**PROBLEM TO WORK ON:** Tally every line of the listing below that holds "temprano", then give the tally alone.

**INFORMATION SHOWN:**
- - - - - - -
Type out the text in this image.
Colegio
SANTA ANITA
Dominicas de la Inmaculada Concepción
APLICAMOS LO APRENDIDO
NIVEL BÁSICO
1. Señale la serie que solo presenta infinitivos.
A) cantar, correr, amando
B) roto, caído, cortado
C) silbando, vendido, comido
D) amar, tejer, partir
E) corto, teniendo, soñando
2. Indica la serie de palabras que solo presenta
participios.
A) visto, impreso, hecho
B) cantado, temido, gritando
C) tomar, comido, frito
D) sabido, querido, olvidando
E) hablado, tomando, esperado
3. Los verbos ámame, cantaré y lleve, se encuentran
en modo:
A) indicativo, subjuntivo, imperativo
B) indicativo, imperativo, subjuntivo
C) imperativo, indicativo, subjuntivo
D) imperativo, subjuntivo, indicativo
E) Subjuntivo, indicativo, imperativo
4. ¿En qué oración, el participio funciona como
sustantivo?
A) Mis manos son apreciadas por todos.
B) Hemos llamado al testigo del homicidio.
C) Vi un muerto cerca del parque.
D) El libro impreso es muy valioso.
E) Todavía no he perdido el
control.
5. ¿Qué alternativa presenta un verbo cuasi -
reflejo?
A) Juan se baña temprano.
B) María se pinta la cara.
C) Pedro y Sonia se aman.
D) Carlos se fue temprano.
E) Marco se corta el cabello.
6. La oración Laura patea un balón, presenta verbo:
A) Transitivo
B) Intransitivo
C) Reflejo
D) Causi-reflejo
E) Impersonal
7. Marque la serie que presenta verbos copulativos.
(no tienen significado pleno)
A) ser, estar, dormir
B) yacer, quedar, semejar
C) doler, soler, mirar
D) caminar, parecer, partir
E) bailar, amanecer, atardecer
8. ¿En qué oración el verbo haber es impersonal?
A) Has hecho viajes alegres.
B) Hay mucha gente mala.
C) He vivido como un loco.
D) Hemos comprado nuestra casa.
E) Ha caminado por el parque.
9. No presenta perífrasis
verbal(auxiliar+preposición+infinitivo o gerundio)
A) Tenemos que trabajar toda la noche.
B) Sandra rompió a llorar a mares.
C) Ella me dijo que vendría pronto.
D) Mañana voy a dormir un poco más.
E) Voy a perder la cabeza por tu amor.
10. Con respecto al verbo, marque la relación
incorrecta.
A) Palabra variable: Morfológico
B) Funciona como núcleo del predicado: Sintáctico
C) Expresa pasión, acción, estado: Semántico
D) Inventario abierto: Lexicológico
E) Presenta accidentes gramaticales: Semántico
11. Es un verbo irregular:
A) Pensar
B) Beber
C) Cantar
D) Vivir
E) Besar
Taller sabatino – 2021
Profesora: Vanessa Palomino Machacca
- - - - - - -
**RESPONSE TO THIS TASK:** 2